** Exercise **
Return every line from the first line of the entries below through the line that contains "marker [1104,143,1114,153]", both included, as a JSON list of strings with one string per line and blank lines left out.

** Dataset rows **
========
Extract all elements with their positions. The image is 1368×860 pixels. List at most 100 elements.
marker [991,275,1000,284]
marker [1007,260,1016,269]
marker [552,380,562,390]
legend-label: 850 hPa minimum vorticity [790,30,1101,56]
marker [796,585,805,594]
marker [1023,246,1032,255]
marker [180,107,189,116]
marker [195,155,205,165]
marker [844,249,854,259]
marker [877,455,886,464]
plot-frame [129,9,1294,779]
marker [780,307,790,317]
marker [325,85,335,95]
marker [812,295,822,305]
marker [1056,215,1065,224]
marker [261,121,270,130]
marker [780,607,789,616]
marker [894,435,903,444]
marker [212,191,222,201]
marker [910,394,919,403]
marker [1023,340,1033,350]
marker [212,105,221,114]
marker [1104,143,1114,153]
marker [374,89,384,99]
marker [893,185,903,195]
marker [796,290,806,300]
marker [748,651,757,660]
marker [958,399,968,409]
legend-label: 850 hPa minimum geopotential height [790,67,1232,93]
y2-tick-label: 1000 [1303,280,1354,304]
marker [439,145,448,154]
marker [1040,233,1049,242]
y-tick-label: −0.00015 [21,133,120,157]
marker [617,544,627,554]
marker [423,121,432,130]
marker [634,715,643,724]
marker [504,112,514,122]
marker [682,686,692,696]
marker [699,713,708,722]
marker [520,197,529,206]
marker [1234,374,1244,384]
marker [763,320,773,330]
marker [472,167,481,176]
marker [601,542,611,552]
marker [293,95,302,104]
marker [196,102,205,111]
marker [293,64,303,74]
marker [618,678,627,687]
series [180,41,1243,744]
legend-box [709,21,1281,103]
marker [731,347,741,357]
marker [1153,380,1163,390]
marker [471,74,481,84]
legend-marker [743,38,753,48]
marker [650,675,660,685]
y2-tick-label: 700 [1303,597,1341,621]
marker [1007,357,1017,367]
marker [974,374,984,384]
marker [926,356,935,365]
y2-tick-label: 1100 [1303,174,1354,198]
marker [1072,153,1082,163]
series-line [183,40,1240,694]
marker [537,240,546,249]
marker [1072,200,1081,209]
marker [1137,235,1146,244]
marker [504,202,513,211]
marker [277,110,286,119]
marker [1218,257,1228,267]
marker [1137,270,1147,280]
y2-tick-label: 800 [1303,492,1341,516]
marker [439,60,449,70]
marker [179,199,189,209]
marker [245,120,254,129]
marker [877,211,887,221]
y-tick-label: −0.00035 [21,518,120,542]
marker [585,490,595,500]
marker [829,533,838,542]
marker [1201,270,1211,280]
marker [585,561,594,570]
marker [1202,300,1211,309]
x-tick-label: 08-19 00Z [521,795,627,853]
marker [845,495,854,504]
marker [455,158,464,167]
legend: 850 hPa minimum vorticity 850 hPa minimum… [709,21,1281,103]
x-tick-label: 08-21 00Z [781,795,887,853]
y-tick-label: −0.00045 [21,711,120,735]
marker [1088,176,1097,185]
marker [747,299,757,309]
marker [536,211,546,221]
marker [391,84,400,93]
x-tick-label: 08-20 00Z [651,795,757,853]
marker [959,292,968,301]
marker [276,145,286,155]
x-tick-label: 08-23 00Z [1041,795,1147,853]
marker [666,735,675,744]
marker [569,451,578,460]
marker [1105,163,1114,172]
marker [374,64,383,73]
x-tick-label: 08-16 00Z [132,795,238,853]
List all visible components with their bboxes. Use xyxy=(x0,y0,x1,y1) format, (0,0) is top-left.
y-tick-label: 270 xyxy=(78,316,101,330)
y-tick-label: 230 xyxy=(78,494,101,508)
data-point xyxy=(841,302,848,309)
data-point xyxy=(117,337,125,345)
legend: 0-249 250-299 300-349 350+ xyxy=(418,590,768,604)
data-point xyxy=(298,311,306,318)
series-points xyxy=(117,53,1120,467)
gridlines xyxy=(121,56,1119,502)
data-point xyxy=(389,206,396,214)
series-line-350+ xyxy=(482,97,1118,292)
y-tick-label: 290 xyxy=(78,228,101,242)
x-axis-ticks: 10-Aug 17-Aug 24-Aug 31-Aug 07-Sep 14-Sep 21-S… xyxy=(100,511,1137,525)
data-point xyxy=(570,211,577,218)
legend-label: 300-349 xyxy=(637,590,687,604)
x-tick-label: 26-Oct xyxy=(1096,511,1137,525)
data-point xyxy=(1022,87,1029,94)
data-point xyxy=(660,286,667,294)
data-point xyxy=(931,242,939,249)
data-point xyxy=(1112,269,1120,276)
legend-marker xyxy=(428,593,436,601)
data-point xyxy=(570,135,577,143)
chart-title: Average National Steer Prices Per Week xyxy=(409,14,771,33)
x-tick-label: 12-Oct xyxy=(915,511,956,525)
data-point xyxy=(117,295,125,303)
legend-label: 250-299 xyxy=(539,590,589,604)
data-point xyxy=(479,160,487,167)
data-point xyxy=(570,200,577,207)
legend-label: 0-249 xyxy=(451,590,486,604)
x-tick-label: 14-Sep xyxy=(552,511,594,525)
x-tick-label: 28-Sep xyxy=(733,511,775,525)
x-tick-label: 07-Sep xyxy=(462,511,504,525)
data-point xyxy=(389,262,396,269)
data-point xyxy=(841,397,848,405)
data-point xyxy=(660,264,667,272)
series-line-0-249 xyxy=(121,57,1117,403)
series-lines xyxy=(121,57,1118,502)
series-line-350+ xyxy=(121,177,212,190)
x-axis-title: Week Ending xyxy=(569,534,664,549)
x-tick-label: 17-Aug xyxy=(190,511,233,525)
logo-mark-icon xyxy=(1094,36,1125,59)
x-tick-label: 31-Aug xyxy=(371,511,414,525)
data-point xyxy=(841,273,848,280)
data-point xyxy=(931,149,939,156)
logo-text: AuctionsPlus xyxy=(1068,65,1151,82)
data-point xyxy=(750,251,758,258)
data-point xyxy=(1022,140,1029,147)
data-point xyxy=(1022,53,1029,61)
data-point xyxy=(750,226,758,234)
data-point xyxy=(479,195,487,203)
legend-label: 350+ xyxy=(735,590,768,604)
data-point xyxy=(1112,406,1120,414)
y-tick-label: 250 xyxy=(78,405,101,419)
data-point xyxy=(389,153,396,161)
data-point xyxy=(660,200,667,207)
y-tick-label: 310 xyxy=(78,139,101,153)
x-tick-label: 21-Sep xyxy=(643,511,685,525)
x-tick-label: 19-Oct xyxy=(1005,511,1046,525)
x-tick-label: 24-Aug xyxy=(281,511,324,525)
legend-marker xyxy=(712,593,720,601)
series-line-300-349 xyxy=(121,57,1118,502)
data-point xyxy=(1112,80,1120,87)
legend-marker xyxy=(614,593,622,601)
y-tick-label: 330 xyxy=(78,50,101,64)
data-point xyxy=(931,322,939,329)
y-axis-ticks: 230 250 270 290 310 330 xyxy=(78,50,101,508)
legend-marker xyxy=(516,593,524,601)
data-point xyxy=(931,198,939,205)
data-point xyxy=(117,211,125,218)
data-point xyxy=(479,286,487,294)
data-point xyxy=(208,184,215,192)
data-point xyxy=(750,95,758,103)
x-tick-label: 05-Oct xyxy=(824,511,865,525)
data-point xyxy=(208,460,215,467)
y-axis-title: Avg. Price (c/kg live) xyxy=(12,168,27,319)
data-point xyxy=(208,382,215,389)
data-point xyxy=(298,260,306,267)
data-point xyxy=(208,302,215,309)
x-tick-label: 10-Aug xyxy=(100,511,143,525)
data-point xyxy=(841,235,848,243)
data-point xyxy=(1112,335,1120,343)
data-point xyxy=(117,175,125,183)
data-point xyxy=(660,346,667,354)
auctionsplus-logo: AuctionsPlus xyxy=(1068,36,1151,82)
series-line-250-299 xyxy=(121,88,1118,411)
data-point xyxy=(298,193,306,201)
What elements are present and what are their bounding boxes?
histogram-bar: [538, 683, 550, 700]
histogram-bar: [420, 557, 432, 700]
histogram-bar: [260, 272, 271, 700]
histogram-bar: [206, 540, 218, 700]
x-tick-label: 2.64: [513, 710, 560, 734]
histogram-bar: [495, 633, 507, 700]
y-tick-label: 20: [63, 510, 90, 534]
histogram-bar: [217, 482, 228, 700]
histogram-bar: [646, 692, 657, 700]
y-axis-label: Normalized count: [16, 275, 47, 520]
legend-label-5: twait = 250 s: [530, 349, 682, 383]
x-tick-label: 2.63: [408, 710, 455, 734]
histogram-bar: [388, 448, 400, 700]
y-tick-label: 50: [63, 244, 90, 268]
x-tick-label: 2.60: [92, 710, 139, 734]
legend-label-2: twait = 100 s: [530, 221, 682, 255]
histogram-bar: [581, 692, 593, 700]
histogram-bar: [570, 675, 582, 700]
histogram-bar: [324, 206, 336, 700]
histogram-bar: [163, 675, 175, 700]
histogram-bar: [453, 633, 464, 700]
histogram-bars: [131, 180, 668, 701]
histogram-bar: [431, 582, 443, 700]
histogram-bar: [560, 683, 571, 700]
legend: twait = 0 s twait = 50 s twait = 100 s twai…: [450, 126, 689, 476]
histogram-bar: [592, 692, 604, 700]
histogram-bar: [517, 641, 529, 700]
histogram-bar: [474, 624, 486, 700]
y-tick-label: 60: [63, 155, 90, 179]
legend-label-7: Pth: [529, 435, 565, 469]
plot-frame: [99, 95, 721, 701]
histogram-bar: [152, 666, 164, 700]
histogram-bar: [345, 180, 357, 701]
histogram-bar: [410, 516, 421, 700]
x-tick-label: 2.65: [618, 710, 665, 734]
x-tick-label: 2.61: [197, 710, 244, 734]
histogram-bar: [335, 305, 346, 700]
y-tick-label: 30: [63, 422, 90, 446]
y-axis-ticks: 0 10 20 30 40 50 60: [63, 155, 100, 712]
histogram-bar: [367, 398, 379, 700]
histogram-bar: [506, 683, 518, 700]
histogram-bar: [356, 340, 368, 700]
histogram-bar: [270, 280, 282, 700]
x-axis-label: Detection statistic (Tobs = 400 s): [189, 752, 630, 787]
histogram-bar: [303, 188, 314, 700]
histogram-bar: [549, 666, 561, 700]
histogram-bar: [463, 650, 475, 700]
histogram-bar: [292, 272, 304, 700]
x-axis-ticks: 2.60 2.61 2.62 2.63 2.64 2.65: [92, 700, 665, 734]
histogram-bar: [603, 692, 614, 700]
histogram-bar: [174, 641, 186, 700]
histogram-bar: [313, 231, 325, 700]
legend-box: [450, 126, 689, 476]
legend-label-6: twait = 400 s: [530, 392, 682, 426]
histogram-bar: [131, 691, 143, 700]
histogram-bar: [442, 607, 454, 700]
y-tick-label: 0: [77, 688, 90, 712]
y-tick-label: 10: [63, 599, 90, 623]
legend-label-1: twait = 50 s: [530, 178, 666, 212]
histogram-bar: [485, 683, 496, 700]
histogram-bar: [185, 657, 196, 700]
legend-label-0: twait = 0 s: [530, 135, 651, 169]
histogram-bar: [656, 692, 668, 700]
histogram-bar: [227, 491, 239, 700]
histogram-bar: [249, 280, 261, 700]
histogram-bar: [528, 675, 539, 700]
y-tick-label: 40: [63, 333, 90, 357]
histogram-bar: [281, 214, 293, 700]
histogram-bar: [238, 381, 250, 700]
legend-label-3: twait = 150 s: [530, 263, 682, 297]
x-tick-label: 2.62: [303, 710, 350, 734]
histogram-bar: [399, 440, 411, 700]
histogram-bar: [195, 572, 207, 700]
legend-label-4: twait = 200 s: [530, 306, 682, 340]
========
** Answer to this task **
[
  "Extract all elements with their positions. The image is 1368×860 pixels. List at most 100 elements.",
  "marker [991,275,1000,284]",
  "marker [1007,260,1016,269]",
  "marker [552,380,562,390]",
  "legend-label: 850 hPa minimum vorticity [790,30,1101,56]",
  "marker [796,585,805,594]",
  "marker [1023,246,1032,255]",
  "marker [180,107,189,116]",
  "marker [195,155,205,165]",
  "marker [844,249,854,259]",
  "marker [877,455,886,464]",
  "plot-frame [129,9,1294,779]",
  "marker [780,307,790,317]",
  "marker [325,85,335,95]",
  "marker [812,295,822,305]",
  "marker [1056,215,1065,224]",
  "marker [261,121,270,130]",
  "marker [780,607,789,616]",
  "marker [894,435,903,444]",
  "marker [212,191,222,201]",
  "marker [910,394,919,403]",
  "marker [1023,340,1033,350]",
  "marker [212,105,221,114]",
  "marker [1104,143,1114,153]"
]